> Dataset records:
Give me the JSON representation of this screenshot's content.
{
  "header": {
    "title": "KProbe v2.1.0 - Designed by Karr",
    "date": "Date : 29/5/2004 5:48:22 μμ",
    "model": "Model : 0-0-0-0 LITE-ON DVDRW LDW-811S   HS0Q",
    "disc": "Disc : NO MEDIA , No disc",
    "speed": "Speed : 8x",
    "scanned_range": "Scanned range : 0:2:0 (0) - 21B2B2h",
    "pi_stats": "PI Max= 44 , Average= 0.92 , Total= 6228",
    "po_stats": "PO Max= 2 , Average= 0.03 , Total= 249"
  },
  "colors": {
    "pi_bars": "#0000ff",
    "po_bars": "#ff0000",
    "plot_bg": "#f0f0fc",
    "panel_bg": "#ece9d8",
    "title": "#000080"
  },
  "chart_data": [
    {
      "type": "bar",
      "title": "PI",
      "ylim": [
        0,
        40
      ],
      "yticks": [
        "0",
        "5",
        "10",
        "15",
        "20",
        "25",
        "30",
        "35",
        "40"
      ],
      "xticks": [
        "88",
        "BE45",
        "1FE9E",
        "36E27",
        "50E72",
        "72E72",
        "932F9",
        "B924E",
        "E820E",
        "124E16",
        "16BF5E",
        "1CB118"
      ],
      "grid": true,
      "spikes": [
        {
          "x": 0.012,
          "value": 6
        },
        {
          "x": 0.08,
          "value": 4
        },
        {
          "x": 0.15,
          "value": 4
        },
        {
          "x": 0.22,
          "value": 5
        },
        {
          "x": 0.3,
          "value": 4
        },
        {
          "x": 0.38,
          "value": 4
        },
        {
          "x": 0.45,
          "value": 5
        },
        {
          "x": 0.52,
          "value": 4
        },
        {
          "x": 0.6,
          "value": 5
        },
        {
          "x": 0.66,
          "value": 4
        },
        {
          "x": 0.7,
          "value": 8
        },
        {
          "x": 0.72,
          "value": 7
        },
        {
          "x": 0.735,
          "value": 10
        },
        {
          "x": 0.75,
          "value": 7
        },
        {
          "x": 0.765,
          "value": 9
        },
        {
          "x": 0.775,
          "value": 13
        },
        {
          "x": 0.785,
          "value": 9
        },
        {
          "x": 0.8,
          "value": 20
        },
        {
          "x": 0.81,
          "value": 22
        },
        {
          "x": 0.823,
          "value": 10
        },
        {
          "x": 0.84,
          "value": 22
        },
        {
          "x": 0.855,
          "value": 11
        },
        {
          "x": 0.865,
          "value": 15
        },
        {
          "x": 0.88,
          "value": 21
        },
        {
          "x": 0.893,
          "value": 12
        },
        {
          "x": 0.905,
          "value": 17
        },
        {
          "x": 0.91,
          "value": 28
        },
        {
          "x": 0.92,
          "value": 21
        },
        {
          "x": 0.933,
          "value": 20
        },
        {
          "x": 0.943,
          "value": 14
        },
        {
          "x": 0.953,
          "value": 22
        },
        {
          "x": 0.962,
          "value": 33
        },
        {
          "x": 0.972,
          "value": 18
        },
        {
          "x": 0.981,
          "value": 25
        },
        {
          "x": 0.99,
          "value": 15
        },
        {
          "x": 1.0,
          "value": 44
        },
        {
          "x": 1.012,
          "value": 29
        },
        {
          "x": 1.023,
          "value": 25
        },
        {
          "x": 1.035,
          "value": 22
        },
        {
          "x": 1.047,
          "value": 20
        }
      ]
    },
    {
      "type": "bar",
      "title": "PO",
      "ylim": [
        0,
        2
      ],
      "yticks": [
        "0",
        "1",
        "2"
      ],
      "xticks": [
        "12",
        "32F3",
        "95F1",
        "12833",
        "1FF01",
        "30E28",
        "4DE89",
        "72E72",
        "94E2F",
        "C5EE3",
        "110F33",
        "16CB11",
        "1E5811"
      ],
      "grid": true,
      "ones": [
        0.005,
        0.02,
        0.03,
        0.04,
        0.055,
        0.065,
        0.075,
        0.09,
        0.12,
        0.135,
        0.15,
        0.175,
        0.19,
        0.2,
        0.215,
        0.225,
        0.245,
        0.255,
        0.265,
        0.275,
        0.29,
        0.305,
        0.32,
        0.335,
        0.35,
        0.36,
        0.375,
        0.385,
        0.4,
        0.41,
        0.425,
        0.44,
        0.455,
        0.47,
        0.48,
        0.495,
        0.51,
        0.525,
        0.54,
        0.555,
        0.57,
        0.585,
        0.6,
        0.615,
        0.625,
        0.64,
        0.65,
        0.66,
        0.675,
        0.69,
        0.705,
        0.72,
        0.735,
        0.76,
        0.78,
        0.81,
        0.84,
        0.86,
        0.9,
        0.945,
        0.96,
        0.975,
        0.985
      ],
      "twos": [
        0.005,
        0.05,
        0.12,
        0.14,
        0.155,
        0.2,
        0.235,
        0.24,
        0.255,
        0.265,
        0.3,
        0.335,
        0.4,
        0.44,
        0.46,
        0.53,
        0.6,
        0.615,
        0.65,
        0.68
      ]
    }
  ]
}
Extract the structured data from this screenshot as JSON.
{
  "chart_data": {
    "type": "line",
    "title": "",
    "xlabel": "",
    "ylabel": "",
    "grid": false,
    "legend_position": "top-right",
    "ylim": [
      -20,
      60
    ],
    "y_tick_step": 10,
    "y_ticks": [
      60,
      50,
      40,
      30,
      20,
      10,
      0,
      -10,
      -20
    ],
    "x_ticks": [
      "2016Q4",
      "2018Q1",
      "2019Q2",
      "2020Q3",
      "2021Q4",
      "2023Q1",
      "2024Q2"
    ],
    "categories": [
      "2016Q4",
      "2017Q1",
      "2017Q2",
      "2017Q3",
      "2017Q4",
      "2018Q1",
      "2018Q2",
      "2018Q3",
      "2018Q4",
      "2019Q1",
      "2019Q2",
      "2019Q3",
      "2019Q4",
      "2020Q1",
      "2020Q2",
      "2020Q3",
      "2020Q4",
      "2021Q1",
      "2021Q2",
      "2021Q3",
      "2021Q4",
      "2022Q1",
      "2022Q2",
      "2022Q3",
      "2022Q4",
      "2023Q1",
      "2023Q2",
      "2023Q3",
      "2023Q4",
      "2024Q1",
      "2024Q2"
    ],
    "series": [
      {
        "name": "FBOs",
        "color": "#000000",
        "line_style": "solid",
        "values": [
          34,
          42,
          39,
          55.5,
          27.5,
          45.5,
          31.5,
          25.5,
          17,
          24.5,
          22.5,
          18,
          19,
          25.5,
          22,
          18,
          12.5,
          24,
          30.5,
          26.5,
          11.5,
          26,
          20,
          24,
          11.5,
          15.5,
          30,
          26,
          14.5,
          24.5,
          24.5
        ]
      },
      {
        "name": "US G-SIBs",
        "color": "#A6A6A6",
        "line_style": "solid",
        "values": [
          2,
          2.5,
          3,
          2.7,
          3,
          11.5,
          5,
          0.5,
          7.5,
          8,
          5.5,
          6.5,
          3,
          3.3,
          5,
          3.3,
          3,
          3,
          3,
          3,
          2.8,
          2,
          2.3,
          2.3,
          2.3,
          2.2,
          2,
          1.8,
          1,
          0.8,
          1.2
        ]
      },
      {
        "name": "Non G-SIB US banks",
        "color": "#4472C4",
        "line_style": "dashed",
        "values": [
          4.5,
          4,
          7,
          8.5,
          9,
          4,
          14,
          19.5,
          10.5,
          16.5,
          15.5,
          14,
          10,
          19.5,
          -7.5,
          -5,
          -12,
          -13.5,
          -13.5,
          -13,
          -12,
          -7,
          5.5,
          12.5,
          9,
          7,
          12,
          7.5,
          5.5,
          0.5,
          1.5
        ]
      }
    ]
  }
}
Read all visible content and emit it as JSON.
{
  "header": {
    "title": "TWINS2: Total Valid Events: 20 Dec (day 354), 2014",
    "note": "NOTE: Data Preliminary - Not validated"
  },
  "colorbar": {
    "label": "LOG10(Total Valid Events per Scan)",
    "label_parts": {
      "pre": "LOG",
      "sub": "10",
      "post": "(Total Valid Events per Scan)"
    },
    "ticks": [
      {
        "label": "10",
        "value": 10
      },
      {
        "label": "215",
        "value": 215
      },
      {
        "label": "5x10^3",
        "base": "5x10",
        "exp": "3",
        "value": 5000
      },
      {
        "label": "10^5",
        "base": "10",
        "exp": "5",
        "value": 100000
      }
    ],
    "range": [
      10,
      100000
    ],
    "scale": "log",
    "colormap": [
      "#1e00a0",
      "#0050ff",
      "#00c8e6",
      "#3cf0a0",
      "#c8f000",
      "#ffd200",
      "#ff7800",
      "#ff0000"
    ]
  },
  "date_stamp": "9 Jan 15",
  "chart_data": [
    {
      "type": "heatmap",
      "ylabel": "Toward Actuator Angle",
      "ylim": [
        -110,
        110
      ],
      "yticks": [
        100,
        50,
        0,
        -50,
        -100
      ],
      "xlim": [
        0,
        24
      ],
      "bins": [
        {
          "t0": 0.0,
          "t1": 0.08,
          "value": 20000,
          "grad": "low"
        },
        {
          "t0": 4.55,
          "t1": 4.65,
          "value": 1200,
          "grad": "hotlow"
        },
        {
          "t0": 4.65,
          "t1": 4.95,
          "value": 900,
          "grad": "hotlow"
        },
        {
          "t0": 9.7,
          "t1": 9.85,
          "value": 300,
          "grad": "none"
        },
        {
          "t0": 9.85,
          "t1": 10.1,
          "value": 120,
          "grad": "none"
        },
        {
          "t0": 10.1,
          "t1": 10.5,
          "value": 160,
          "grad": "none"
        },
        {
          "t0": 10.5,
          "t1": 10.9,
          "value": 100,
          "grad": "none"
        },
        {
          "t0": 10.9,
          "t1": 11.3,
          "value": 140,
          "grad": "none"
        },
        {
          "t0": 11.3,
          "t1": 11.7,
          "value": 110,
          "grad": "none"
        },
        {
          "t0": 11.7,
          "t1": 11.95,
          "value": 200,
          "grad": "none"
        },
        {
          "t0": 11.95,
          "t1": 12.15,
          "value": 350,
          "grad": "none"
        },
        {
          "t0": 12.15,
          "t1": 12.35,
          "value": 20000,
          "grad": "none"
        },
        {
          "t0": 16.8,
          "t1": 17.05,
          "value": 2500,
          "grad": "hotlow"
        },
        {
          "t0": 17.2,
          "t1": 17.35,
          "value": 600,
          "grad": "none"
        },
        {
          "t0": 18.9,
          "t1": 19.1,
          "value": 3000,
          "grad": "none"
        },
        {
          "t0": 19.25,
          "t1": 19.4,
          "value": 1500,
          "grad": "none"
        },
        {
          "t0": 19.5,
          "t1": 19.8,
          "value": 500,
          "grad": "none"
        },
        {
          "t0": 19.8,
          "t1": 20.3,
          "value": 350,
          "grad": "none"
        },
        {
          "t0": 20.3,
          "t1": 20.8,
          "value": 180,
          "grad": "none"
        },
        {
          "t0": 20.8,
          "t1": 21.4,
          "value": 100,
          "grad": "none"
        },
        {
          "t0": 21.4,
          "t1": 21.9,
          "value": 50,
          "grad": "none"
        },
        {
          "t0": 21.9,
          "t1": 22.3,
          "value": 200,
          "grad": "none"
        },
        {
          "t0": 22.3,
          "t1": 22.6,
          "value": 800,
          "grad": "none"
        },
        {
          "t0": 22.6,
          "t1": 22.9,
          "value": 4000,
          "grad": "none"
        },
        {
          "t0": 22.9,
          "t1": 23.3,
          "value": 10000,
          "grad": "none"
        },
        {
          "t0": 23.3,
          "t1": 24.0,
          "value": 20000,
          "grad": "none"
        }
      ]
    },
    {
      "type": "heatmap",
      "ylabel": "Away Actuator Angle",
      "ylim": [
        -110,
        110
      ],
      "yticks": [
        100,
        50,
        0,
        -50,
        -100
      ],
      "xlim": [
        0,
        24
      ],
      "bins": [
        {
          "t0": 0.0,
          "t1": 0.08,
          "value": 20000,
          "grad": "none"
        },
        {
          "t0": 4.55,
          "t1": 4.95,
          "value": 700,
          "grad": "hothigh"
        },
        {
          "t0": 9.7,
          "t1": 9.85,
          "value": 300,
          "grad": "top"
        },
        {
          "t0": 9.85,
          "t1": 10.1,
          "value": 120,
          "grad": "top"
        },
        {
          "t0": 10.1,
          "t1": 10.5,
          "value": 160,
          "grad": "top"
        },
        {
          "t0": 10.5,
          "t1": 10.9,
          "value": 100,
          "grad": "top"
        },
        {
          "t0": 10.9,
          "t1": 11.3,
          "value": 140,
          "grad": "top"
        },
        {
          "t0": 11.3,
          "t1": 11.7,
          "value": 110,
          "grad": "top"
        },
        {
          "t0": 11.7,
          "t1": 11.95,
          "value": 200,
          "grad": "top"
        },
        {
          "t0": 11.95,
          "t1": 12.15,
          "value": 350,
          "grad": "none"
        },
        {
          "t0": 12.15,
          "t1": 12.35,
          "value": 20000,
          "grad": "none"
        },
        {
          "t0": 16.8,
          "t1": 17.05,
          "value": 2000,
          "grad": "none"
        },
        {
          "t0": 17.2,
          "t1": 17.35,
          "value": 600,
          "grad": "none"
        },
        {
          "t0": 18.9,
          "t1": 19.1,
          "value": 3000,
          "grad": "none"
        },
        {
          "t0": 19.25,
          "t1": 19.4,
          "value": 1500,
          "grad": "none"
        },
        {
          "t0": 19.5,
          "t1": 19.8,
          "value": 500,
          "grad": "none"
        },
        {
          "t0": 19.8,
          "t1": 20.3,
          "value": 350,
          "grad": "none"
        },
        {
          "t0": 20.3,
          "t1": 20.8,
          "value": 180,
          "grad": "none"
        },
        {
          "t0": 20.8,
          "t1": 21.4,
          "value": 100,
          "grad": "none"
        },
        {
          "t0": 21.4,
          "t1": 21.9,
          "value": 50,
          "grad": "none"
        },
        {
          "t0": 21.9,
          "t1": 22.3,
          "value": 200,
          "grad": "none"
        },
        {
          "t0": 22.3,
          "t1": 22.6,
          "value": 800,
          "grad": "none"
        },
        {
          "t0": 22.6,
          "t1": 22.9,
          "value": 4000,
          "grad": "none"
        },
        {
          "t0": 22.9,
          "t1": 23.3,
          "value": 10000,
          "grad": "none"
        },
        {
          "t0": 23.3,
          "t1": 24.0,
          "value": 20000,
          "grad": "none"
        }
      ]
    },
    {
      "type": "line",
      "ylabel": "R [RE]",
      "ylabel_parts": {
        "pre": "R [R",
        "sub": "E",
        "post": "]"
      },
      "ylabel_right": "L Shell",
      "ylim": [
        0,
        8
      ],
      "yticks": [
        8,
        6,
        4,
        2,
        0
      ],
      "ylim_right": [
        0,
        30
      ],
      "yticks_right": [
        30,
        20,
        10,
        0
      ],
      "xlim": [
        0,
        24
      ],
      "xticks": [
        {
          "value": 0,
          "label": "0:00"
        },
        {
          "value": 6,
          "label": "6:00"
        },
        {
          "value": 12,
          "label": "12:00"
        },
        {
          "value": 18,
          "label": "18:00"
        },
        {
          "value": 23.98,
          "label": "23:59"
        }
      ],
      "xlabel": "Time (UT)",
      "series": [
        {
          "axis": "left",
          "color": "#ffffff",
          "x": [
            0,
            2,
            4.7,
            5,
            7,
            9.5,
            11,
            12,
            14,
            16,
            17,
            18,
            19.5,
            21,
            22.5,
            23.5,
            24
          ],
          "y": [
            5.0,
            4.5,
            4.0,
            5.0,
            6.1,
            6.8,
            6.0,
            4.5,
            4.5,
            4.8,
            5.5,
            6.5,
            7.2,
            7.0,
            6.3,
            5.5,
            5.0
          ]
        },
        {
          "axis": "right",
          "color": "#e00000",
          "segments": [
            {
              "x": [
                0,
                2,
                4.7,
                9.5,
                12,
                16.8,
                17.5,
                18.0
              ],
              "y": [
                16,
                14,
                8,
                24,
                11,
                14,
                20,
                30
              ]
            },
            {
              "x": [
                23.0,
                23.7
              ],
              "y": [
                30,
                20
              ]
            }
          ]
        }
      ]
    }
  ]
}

> What you need to do:
Give the count of lines in the records that contain "Actuator", and no other text.

> Solution for this task:
2